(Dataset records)
-----

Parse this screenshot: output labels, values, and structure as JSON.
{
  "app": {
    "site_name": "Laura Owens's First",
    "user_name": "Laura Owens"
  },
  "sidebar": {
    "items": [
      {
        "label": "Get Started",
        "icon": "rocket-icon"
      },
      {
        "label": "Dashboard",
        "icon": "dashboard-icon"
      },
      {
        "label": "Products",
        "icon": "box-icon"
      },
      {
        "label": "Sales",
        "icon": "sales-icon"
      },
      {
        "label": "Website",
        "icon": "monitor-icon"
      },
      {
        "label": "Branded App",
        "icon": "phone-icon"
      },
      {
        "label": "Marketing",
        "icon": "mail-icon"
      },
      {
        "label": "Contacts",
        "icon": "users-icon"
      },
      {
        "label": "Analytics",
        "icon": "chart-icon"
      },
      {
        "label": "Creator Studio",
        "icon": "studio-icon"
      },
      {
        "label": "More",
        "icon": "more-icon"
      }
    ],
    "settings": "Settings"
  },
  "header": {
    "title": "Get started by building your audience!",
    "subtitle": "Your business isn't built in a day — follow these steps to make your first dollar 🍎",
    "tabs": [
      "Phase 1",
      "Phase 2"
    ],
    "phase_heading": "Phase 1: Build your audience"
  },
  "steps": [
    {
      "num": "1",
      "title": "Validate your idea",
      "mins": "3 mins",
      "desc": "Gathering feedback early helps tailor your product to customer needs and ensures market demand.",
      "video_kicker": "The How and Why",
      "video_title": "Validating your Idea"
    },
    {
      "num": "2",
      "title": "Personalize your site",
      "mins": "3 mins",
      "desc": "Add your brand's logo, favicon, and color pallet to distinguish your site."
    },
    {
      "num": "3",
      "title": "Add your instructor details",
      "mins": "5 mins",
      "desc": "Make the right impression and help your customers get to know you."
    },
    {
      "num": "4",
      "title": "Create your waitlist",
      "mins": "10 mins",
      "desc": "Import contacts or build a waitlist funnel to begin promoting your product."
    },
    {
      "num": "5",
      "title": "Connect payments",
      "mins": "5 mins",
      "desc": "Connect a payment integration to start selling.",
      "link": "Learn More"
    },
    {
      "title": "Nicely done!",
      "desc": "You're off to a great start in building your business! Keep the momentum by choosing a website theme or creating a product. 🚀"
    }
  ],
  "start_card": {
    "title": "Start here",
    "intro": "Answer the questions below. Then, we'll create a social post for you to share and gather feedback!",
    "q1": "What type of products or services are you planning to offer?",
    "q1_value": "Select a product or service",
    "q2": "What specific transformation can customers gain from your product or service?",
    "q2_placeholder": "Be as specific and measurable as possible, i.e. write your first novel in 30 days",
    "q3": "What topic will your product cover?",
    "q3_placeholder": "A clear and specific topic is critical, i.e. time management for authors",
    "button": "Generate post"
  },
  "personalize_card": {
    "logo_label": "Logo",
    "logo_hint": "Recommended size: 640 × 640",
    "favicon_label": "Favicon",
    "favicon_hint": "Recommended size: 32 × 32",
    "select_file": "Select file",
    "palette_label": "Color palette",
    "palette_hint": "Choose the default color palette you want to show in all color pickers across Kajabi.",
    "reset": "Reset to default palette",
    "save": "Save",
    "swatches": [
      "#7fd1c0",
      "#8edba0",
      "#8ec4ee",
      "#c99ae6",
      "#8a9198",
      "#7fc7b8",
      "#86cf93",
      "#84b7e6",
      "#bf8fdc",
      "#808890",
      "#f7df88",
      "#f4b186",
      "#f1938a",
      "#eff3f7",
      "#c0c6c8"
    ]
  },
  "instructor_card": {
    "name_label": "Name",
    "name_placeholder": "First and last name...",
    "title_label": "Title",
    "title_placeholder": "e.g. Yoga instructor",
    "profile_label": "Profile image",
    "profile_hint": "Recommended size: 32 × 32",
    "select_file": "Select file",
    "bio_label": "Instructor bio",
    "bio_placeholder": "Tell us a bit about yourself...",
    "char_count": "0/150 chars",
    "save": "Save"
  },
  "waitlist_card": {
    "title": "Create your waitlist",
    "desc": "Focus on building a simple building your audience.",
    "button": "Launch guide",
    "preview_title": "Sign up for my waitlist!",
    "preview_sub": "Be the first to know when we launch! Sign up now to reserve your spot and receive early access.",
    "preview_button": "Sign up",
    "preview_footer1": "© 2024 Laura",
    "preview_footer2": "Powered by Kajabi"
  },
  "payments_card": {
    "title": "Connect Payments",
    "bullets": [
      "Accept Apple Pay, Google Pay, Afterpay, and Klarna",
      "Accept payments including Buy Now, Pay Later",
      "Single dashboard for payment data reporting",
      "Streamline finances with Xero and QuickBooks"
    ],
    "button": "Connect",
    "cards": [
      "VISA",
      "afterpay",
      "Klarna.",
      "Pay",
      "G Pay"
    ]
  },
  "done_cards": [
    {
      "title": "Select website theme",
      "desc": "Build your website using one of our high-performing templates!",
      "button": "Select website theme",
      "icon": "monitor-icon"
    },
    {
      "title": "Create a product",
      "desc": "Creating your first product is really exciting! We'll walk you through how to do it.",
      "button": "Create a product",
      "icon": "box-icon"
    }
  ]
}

-----

Given exercise: Copy out the whole listing, exactly as written.

Exercise solution:
Parse this screenshot: output labels, values, and structure as JSON.
{
  "app": {
    "site_name": "Laura Owens's First",
    "user_name": "Laura Owens"
  },
  "sidebar": {
    "items": [
      {
        "label": "Get Started",
        "icon": "rocket-icon"
      },
      {
        "label": "Dashboard",
        "icon": "dashboard-icon"
      },
      {
        "label": "Products",
        "icon": "box-icon"
      },
      {
        "label": "Sales",
        "icon": "sales-icon"
      },
      {
        "label": "Website",
        "icon": "monitor-icon"
      },
      {
        "label": "Branded App",
        "icon": "phone-icon"
      },
      {
        "label": "Marketing",
        "icon": "mail-icon"
      },
      {
        "label": "Contacts",
        "icon": "users-icon"
      },
      {
        "label": "Analytics",
        "icon": "chart-icon"
      },
      {
        "label": "Creator Studio",
        "icon": "studio-icon"
      },
      {
        "label": "More",
        "icon": "more-icon"
      }
    ],
    "settings": "Settings"
  },
  "header": {
    "title": "Get started by building your audience!",
    "subtitle": "Your business isn't built in a day — follow these steps to make your first dollar 🍎",
    "tabs": [
      "Phase 1",
      "Phase 2"
    ],
    "phase_heading": "Phase 1: Build your audience"
  },
  "steps": [
    {
      "num": "1",
      "title": "Validate your idea",
      "mins": "3 mins",
      "desc": "Gathering feedback early helps tailor your product to customer needs and ensures market demand.",
      "video_kicker": "The How and Why",
      "video_title": "Validating your Idea"
    },
    {
      "num": "2",
      "title": "Personalize your site",
      "mins": "3 mins",
      "desc": "Add your brand's logo, favicon, and color pallet to distinguish your site."
    },
    {
      "num": "3",
      "title": "Add your instructor details",
      "mins": "5 mins",
      "desc": "Make the right impression and help your customers get to know you."
    },
    {
      "num": "4",
      "title": "Create your waitlist",
      "mins": "10 mins",
      "desc": "Import contacts or build a waitlist funnel to begin promoting your product."
    },
    {
      "num": "5",
      "title": "Connect payments",
      "mins": "5 mins",
      "desc": "Connect a payment integration to start selling.",
      "link": "Learn More"
    },
    {
      "title": "Nicely done!",
      "desc": "You're off to a great start in building your business! Keep the momentum by choosing a website theme or creating a product. 🚀"
    }
  ],
  "start_card": {
    "title": "Start here",
    "intro": "Answer the questions below. Then, we'll create a social post for you to share and gather feedback!",
    "q1": "What type of products or services are you planning to offer?",
    "q1_value": "Select a product or service",
    "q2": "What specific transformation can customers gain from your product or service?",
    "q2_placeholder": "Be as specific and measurable as possible, i.e. write your first novel in 30 days",
    "q3": "What topic will your product cover?",
    "q3_placeholder": "A clear and specific topic is critical, i.e. time management for authors",
    "button": "Generate post"
  },
  "personalize_card": {
    "logo_label": "Logo",
    "logo_hint": "Recommended size: 640 × 640",
    "favicon_label": "Favicon",
    "favicon_hint": "Recommended size: 32 × 32",
    "select_file": "Select file",
    "palette_label": "Color palette",
    "palette_hint": "Choose the default color palette you want to show in all color pickers across Kajabi.",
    "reset": "Reset to default palette",
    "save": "Save",
    "swatches": [
      "#7fd1c0",
      "#8edba0",
      "#8ec4ee",
      "#c99ae6",
      "#8a9198",
      "#7fc7b8",
      "#86cf93",
      "#84b7e6",
      "#bf8fdc",
      "#808890",
      "#f7df88",
      "#f4b186",
      "#f1938a",
      "#eff3f7",
      "#c0c6c8"
    ]
  },
  "instructor_card": {
    "name_label": "Name",
    "name_placeholder": "First and last name...",
    "title_label": "Title",
    "title_placeholder": "e.g. Yoga instructor",
    "profile_label": "Profile image",
    "profile_hint": "Recommended size: 32 × 32",
    "select_file": "Select file",
    "bio_label": "Instructor bio",
    "bio_placeholder": "Tell us a bit about yourself...",
    "char_count": "0/150 chars",
    "save": "Save"
  },
  "waitlist_card": {
    "title": "Create your waitlist",
    "desc": "Focus on building a simple building your audience.",
    "button": "Launch guide",
    "preview_title": "Sign up for my waitlist!",
    "preview_sub": "Be the first to know when we launch! Sign up now to reserve your spot and receive early access.",
    "preview_button": "Sign up",
    "preview_footer1": "© 2024 Laura",
    "preview_footer2": "Powered by Kajabi"
  },
  "payments_card": {
    "title": "Connect Payments",
    "bullets": [
      "Accept Apple Pay, Google Pay, Afterpay, and Klarna",
      "Accept payments including Buy Now, Pay Later",
      "Single dashboard for payment data reporting",
      "Streamline finances with Xero and QuickBooks"
    ],
    "button": "Connect",
    "cards": [
      "VISA",
      "afterpay",
      "Klarna.",
      "Pay",
      "G Pay"
    ]
  },
  "done_cards": [
    {
      "title": "Select website theme",
      "desc": "Build your website using one of our high-performing templates!",
      "button": "Select website theme",
      "icon": "monitor-icon"
    },
    {
      "title": "Create a product",
      "desc": "Creating your first product is really exciting! We'll walk you through how to do it.",
      "button": "Create a product",
      "icon": "box-icon"
    }
  ]
}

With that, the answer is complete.